Exercise data:
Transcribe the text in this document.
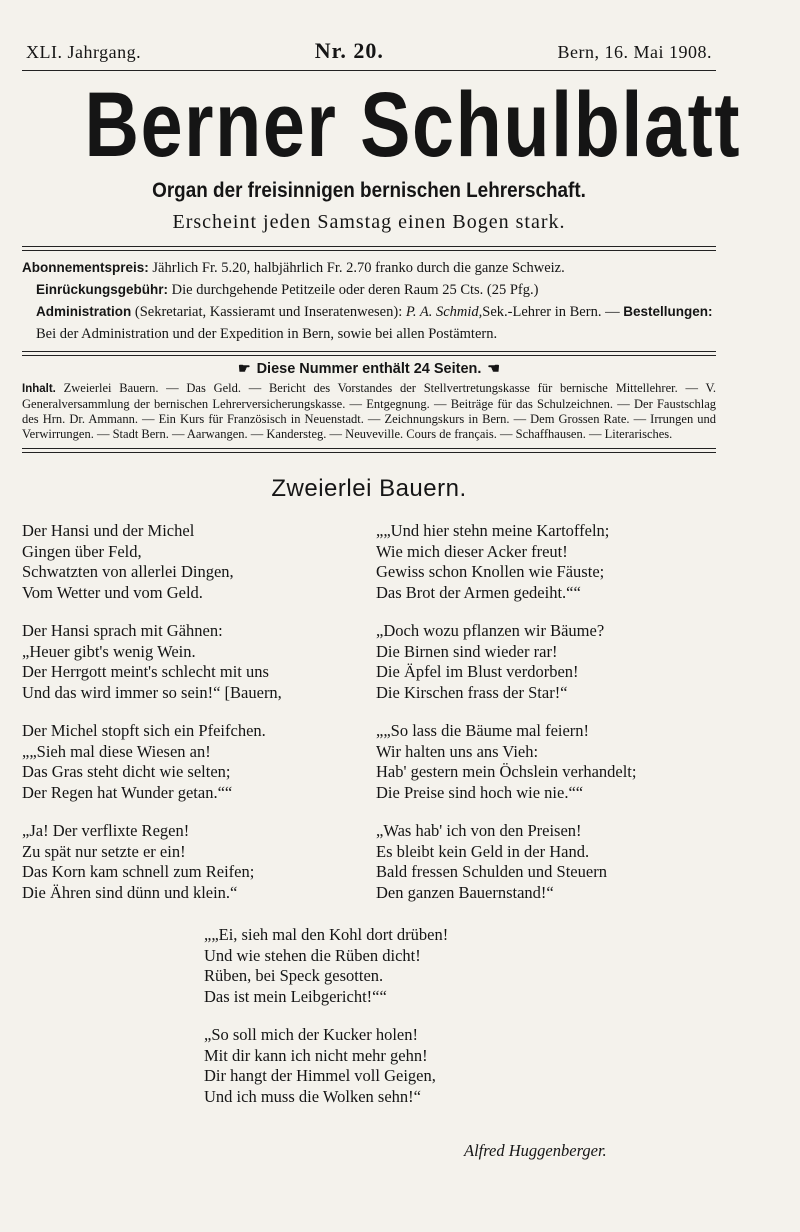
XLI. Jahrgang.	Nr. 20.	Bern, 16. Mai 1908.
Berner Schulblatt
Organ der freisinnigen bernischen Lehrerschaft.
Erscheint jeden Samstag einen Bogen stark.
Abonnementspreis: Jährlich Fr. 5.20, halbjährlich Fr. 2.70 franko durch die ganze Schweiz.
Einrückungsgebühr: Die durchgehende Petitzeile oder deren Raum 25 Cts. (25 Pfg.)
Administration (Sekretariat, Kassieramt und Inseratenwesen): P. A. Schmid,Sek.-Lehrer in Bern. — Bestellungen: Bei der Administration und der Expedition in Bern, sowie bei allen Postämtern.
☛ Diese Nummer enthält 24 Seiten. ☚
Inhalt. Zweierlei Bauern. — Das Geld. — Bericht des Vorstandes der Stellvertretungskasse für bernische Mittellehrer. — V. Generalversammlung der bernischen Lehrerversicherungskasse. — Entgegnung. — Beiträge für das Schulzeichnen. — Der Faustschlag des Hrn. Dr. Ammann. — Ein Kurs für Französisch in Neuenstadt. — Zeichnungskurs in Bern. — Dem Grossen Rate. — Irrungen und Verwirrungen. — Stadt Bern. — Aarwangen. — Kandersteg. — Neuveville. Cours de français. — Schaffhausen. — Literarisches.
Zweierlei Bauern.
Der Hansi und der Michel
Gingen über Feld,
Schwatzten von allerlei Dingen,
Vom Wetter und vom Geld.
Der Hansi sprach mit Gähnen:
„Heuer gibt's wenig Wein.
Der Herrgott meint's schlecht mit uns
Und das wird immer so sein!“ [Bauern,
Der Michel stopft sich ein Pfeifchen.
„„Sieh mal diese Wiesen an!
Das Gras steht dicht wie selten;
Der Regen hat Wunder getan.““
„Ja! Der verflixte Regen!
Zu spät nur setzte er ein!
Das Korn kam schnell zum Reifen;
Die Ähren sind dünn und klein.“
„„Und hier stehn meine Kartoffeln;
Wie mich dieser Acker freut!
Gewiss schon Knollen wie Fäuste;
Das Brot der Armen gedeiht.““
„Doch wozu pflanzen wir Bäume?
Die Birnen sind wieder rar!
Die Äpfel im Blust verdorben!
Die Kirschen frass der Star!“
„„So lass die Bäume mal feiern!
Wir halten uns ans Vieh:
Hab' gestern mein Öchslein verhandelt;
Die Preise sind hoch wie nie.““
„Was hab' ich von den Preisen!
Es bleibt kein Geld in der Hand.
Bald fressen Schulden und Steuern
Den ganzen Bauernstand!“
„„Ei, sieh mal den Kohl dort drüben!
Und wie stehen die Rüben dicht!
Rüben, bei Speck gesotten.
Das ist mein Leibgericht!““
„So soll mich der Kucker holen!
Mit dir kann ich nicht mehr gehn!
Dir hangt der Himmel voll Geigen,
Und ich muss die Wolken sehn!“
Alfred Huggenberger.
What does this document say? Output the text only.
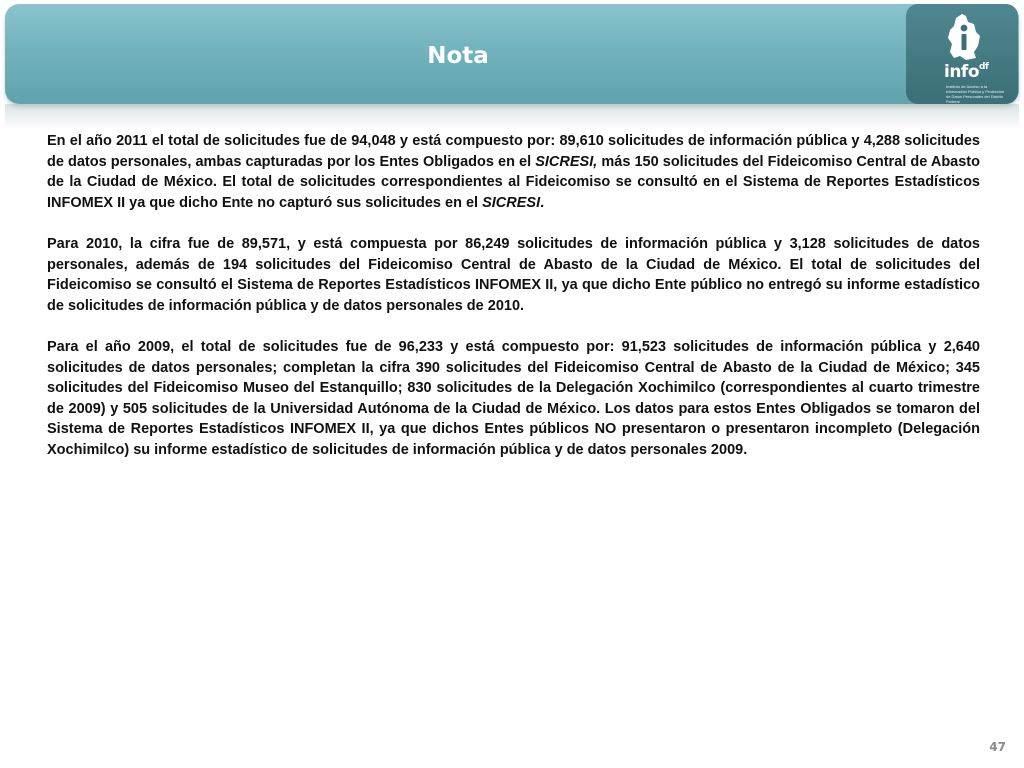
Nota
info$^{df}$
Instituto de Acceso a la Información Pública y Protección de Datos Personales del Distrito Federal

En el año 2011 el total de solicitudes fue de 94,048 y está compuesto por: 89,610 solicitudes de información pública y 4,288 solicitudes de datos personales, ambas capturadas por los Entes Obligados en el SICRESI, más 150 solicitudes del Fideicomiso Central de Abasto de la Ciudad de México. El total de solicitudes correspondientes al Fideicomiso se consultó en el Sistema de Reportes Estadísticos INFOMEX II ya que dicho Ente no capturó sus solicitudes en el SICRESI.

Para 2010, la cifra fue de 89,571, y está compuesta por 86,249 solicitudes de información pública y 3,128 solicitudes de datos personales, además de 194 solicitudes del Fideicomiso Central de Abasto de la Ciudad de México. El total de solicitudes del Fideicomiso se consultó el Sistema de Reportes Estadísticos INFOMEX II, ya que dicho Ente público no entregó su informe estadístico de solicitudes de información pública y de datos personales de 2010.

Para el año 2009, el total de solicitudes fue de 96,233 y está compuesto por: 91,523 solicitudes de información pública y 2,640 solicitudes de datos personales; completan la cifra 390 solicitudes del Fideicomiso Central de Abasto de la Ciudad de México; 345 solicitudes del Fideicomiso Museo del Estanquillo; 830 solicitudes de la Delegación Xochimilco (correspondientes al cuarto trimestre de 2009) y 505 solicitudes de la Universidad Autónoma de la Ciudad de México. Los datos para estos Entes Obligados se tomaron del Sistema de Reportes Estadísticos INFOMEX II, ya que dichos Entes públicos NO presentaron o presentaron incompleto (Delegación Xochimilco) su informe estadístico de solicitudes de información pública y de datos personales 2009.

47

Given task: With the pictures omitted, reproduce the records in full and exactly.

Complete answer:
Transcribe the text in this document.
XLI. Jahrgang.	Nr. 20.	Bern, 16. Mai 1908.
Berner Schulblatt
Organ der freisinnigen bernischen Lehrerschaft.
Erscheint jeden Samstag einen Bogen stark.
Abonnementspreis: Jährlich Fr. 5.20, halbjährlich Fr. 2.70 franko durch die ganze Schweiz.
Einrückungsgebühr: Die durchgehende Petitzeile oder deren Raum 25 Cts. (25 Pfg.)
Administration (Sekretariat, Kassieramt und Inseratenwesen): P. A. Schmid,Sek.-Lehrer in Bern. — Bestellungen: Bei der Administration und der Expedition in Bern, sowie bei allen Postämtern.
☛ Diese Nummer enthält 24 Seiten. ☚
Inhalt. Zweierlei Bauern. — Das Geld. — Bericht des Vorstandes der Stellvertretungskasse für bernische Mittellehrer. — V. Generalversammlung der bernischen Lehrerversicherungskasse. — Entgegnung. — Beiträge für das Schulzeichnen. — Der Faustschlag des Hrn. Dr. Ammann. — Ein Kurs für Französisch in Neuenstadt. — Zeichnungskurs in Bern. — Dem Grossen Rate. — Irrungen und Verwirrungen. — Stadt Bern. — Aarwangen. — Kandersteg. — Neuveville. Cours de français. — Schaffhausen. — Literarisches.
Zweierlei Bauern.
Der Hansi und der Michel
Gingen über Feld,
Schwatzten von allerlei Dingen,
Vom Wetter und vom Geld.
Der Hansi sprach mit Gähnen:
„Heuer gibt's wenig Wein.
Der Herrgott meint's schlecht mit uns
Und das wird immer so sein!“ [Bauern,
Der Michel stopft sich ein Pfeifchen.
„„Sieh mal diese Wiesen an!
Das Gras steht dicht wie selten;
Der Regen hat Wunder getan.““
„Ja! Der verflixte Regen!
Zu spät nur setzte er ein!
Das Korn kam schnell zum Reifen;
Die Ähren sind dünn und klein.“
„„Und hier stehn meine Kartoffeln;
Wie mich dieser Acker freut!
Gewiss schon Knollen wie Fäuste;
Das Brot der Armen gedeiht.““
„Doch wozu pflanzen wir Bäume?
Die Birnen sind wieder rar!
Die Äpfel im Blust verdorben!
Die Kirschen frass der Star!“
„„So lass die Bäume mal feiern!
Wir halten uns ans Vieh:
Hab' gestern mein Öchslein verhandelt;
Die Preise sind hoch wie nie.““
„Was hab' ich von den Preisen!
Es bleibt kein Geld in der Hand.
Bald fressen Schulden und Steuern
Den ganzen Bauernstand!“
„„Ei, sieh mal den Kohl dort drüben!
Und wie stehen die Rüben dicht!
Rüben, bei Speck gesotten.
Das ist mein Leibgericht!““
„So soll mich der Kucker holen!
Mit dir kann ich nicht mehr gehn!
Dir hangt der Himmel voll Geigen,
Und ich muss die Wolken sehn!“
Alfred Huggenberger.
What does this document say? Output the text only.
Nota
info$^{df}$
Instituto de Acceso a la Información Pública y Protección de Datos Personales del Distrito Federal

En el año 2011 el total de solicitudes fue de 94,048 y está compuesto por: 89,610 solicitudes de información pública y 4,288 solicitudes de datos personales, ambas capturadas por los Entes Obligados en el SICRESI, más 150 solicitudes del Fideicomiso Central de Abasto de la Ciudad de México. El total de solicitudes correspondientes al Fideicomiso se consultó en el Sistema de Reportes Estadísticos INFOMEX II ya que dicho Ente no capturó sus solicitudes en el SICRESI.

Para 2010, la cifra fue de 89,571, y está compuesta por 86,249 solicitudes de información pública y 3,128 solicitudes de datos personales, además de 194 solicitudes del Fideicomiso Central de Abasto de la Ciudad de México. El total de solicitudes del Fideicomiso se consultó el Sistema de Reportes Estadísticos INFOMEX II, ya que dicho Ente público no entregó su informe estadístico de solicitudes de información pública y de datos personales de 2010.

Para el año 2009, el total de solicitudes fue de 96,233 y está compuesto por: 91,523 solicitudes de información pública y 2,640 solicitudes de datos personales; completan la cifra 390 solicitudes del Fideicomiso Central de Abasto de la Ciudad de México; 345 solicitudes del Fideicomiso Museo del Estanquillo; 830 solicitudes de la Delegación Xochimilco (correspondientes al cuarto trimestre de 2009) y 505 solicitudes de la Universidad Autónoma de la Ciudad de México. Los datos para estos Entes Obligados se tomaron del Sistema de Reportes Estadísticos INFOMEX II, ya que dichos Entes públicos NO presentaron o presentaron incompleto (Delegación Xochimilco) su informe estadístico de solicitudes de información pública y de datos personales 2009.

47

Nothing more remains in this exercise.